What this task involves:
Return the records exactly as they are.
========
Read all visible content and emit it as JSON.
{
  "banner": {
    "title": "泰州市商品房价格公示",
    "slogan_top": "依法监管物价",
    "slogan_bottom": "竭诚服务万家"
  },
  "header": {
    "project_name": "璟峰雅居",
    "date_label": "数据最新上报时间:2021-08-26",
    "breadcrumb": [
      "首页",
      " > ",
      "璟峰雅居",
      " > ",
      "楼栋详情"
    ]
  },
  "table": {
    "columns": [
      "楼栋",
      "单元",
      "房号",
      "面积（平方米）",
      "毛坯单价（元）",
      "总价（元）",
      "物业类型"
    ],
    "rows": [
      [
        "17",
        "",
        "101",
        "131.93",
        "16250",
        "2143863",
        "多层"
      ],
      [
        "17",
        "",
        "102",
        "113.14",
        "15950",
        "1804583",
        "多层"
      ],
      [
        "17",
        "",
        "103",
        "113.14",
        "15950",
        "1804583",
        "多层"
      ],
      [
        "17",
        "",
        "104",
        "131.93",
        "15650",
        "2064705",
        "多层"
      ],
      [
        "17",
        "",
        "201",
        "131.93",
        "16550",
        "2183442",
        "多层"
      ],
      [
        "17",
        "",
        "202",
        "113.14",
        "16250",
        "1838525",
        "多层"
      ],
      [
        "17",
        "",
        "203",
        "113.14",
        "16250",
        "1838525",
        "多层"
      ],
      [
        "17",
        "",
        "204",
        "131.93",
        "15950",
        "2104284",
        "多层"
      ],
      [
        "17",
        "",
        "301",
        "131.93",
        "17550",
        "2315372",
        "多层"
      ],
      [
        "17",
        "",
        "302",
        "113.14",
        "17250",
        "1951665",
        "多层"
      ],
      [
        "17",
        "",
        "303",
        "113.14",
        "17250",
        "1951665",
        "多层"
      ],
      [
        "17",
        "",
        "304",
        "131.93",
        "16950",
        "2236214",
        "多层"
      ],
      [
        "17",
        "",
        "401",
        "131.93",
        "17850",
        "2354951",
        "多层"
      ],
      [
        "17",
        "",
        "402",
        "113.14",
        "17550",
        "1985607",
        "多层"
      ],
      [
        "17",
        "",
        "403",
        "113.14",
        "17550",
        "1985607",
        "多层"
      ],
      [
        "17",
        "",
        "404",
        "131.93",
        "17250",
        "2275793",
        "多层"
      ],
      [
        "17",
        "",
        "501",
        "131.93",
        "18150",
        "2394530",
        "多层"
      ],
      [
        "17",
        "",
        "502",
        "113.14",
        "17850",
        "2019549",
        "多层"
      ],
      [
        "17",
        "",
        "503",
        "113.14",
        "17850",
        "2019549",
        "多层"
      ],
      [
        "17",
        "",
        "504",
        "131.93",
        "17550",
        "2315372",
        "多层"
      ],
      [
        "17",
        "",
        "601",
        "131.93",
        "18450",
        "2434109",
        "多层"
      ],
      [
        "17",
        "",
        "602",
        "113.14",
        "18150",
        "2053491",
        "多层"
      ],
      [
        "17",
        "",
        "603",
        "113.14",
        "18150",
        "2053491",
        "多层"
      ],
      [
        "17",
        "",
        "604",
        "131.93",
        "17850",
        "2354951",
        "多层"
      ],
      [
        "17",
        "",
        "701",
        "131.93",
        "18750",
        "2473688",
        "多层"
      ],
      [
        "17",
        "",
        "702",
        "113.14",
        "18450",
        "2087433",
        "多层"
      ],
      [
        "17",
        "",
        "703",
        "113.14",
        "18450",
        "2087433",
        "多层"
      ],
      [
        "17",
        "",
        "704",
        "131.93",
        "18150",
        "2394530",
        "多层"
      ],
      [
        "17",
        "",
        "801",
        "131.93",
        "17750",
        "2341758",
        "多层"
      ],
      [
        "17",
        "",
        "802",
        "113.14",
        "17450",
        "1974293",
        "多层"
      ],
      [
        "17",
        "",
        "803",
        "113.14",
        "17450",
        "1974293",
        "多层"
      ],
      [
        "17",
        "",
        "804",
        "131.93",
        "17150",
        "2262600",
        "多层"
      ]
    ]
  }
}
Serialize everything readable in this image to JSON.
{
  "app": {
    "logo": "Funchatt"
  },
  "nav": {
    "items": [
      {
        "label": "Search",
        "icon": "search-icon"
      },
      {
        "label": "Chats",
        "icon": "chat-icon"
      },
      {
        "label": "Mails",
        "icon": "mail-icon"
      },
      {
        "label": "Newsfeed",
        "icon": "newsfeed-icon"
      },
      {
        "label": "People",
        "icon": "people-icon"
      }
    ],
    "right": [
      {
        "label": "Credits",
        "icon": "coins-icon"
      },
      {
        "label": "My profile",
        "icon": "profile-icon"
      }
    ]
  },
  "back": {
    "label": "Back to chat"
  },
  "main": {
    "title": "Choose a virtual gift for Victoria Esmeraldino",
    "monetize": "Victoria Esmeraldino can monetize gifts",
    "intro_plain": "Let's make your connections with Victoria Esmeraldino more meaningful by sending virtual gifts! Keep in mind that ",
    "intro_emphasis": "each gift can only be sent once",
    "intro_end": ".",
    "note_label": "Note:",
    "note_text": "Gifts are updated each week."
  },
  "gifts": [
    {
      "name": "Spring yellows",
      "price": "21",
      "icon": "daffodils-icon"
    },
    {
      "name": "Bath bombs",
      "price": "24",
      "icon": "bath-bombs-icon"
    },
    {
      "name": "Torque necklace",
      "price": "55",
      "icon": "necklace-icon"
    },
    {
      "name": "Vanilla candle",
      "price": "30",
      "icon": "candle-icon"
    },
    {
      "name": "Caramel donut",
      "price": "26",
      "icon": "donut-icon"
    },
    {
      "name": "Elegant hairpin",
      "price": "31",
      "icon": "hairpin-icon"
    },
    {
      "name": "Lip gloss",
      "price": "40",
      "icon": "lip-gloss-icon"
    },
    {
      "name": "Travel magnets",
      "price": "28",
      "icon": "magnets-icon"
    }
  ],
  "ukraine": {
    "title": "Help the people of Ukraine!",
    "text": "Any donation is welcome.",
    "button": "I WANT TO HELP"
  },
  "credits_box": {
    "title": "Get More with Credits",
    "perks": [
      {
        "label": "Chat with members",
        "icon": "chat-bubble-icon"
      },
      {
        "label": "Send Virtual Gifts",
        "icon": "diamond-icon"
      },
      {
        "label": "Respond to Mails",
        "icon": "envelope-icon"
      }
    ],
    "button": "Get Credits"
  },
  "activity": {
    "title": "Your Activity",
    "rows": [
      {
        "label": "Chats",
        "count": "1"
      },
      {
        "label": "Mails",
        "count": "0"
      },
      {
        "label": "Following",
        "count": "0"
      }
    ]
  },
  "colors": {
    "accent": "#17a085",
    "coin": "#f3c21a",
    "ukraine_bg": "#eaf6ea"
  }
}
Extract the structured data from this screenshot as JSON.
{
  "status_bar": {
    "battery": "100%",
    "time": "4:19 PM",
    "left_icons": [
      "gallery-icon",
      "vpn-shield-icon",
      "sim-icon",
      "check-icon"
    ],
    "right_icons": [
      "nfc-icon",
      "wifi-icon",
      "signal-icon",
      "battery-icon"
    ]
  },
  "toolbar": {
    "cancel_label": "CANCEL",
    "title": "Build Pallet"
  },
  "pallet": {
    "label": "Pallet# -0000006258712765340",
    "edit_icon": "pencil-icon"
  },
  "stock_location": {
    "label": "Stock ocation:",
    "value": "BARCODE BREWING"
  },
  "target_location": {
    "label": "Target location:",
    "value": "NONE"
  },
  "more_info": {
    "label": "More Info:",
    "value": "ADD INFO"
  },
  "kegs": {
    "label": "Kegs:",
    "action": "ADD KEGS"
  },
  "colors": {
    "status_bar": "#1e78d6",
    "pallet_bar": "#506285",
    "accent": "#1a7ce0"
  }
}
========
Result for this exercise:
Read all visible content and emit it as JSON.
{
  "banner": {
    "title": "泰州市商品房价格公示",
    "slogan_top": "依法监管物价",
    "slogan_bottom": "竭诚服务万家"
  },
  "header": {
    "project_name": "璟峰雅居",
    "date_label": "数据最新上报时间:2021-08-26",
    "breadcrumb": [
      "首页",
      " > ",
      "璟峰雅居",
      " > ",
      "楼栋详情"
    ]
  },
  "table": {
    "columns": [
      "楼栋",
      "单元",
      "房号",
      "面积（平方米）",
      "毛坯单价（元）",
      "总价（元）",
      "物业类型"
    ],
    "rows": [
      [
        "17",
        "",
        "101",
        "131.93",
        "16250",
        "2143863",
        "多层"
      ],
      [
        "17",
        "",
        "102",
        "113.14",
        "15950",
        "1804583",
        "多层"
      ],
      [
        "17",
        "",
        "103",
        "113.14",
        "15950",
        "1804583",
        "多层"
      ],
      [
        "17",
        "",
        "104",
        "131.93",
        "15650",
        "2064705",
        "多层"
      ],
      [
        "17",
        "",
        "201",
        "131.93",
        "16550",
        "2183442",
        "多层"
      ],
      [
        "17",
        "",
        "202",
        "113.14",
        "16250",
        "1838525",
        "多层"
      ],
      [
        "17",
        "",
        "203",
        "113.14",
        "16250",
        "1838525",
        "多层"
      ],
      [
        "17",
        "",
        "204",
        "131.93",
        "15950",
        "2104284",
        "多层"
      ],
      [
        "17",
        "",
        "301",
        "131.93",
        "17550",
        "2315372",
        "多层"
      ],
      [
        "17",
        "",
        "302",
        "113.14",
        "17250",
        "1951665",
        "多层"
      ],
      [
        "17",
        "",
        "303",
        "113.14",
        "17250",
        "1951665",
        "多层"
      ],
      [
        "17",
        "",
        "304",
        "131.93",
        "16950",
        "2236214",
        "多层"
      ],
      [
        "17",
        "",
        "401",
        "131.93",
        "17850",
        "2354951",
        "多层"
      ],
      [
        "17",
        "",
        "402",
        "113.14",
        "17550",
        "1985607",
        "多层"
      ],
      [
        "17",
        "",
        "403",
        "113.14",
        "17550",
        "1985607",
        "多层"
      ],
      [
        "17",
        "",
        "404",
        "131.93",
        "17250",
        "2275793",
        "多层"
      ],
      [
        "17",
        "",
        "501",
        "131.93",
        "18150",
        "2394530",
        "多层"
      ],
      [
        "17",
        "",
        "502",
        "113.14",
        "17850",
        "2019549",
        "多层"
      ],
      [
        "17",
        "",
        "503",
        "113.14",
        "17850",
        "2019549",
        "多层"
      ],
      [
        "17",
        "",
        "504",
        "131.93",
        "17550",
        "2315372",
        "多层"
      ],
      [
        "17",
        "",
        "601",
        "131.93",
        "18450",
        "2434109",
        "多层"
      ],
      [
        "17",
        "",
        "602",
        "113.14",
        "18150",
        "2053491",
        "多层"
      ],
      [
        "17",
        "",
        "603",
        "113.14",
        "18150",
        "2053491",
        "多层"
      ],
      [
        "17",
        "",
        "604",
        "131.93",
        "17850",
        "2354951",
        "多层"
      ],
      [
        "17",
        "",
        "701",
        "131.93",
        "18750",
        "2473688",
        "多层"
      ],
      [
        "17",
        "",
        "702",
        "113.14",
        "18450",
        "2087433",
        "多层"
      ],
      [
        "17",
        "",
        "703",
        "113.14",
        "18450",
        "2087433",
        "多层"
      ],
      [
        "17",
        "",
        "704",
        "131.93",
        "18150",
        "2394530",
        "多层"
      ],
      [
        "17",
        "",
        "801",
        "131.93",
        "17750",
        "2341758",
        "多层"
      ],
      [
        "17",
        "",
        "802",
        "113.14",
        "17450",
        "1974293",
        "多层"
      ],
      [
        "17",
        "",
        "803",
        "113.14",
        "17450",
        "1974293",
        "多层"
      ],
      [
        "17",
        "",
        "804",
        "131.93",
        "17150",
        "2262600",
        "多层"
      ]
    ]
  }
}
Serialize everything readable in this image to JSON.
{
  "app": {
    "logo": "Funchatt"
  },
  "nav": {
    "items": [
      {
        "label": "Search",
        "icon": "search-icon"
      },
      {
        "label": "Chats",
        "icon": "chat-icon"
      },
      {
        "label": "Mails",
        "icon": "mail-icon"
      },
      {
        "label": "Newsfeed",
        "icon": "newsfeed-icon"
      },
      {
        "label": "People",
        "icon": "people-icon"
      }
    ],
    "right": [
      {
        "label": "Credits",
        "icon": "coins-icon"
      },
      {
        "label": "My profile",
        "icon": "profile-icon"
      }
    ]
  },
  "back": {
    "label": "Back to chat"
  },
  "main": {
    "title": "Choose a virtual gift for Victoria Esmeraldino",
    "monetize": "Victoria Esmeraldino can monetize gifts",
    "intro_plain": "Let's make your connections with Victoria Esmeraldino more meaningful by sending virtual gifts! Keep in mind that ",
    "intro_emphasis": "each gift can only be sent once",
    "intro_end": ".",
    "note_label": "Note:",
    "note_text": "Gifts are updated each week."
  },
  "gifts": [
    {
      "name": "Spring yellows",
      "price": "21",
      "icon": "daffodils-icon"
    },
    {
      "name": "Bath bombs",
      "price": "24",
      "icon": "bath-bombs-icon"
    },
    {
      "name": "Torque necklace",
      "price": "55",
      "icon": "necklace-icon"
    },
    {
      "name": "Vanilla candle",
      "price": "30",
      "icon": "candle-icon"
    },
    {
      "name": "Caramel donut",
      "price": "26",
      "icon": "donut-icon"
    },
    {
      "name": "Elegant hairpin",
      "price": "31",
      "icon": "hairpin-icon"
    },
    {
      "name": "Lip gloss",
      "price": "40",
      "icon": "lip-gloss-icon"
    },
    {
      "name": "Travel magnets",
      "price": "28",
      "icon": "magnets-icon"
    }
  ],
  "ukraine": {
    "title": "Help the people of Ukraine!",
    "text": "Any donation is welcome.",
    "button": "I WANT TO HELP"
  },
  "credits_box": {
    "title": "Get More with Credits",
    "perks": [
      {
        "label": "Chat with members",
        "icon": "chat-bubble-icon"
      },
      {
        "label": "Send Virtual Gifts",
        "icon": "diamond-icon"
      },
      {
        "label": "Respond to Mails",
        "icon": "envelope-icon"
      }
    ],
    "button": "Get Credits"
  },
  "activity": {
    "title": "Your Activity",
    "rows": [
      {
        "label": "Chats",
        "count": "1"
      },
      {
        "label": "Mails",
        "count": "0"
      },
      {
        "label": "Following",
        "count": "0"
      }
    ]
  },
  "colors": {
    "accent": "#17a085",
    "coin": "#f3c21a",
    "ukraine_bg": "#eaf6ea"
  }
}
Extract the structured data from this screenshot as JSON.
{
  "status_bar": {
    "battery": "100%",
    "time": "4:19 PM",
    "left_icons": [
      "gallery-icon",
      "vpn-shield-icon",
      "sim-icon",
      "check-icon"
    ],
    "right_icons": [
      "nfc-icon",
      "wifi-icon",
      "signal-icon",
      "battery-icon"
    ]
  },
  "toolbar": {
    "cancel_label": "CANCEL",
    "title": "Build Pallet"
  },
  "pallet": {
    "label": "Pallet# -0000006258712765340",
    "edit_icon": "pencil-icon"
  },
  "stock_location": {
    "label": "Stock ocation:",
    "value": "BARCODE BREWING"
  },
  "target_location": {
    "label": "Target location:",
    "value": "NONE"
  },
  "more_info": {
    "label": "More Info:",
    "value": "ADD INFO"
  },
  "kegs": {
    "label": "Kegs:",
    "action": "ADD KEGS"
  },
  "colors": {
    "status_bar": "#1e78d6",
    "pallet_bar": "#506285",
    "accent": "#1a7ce0"
  }
}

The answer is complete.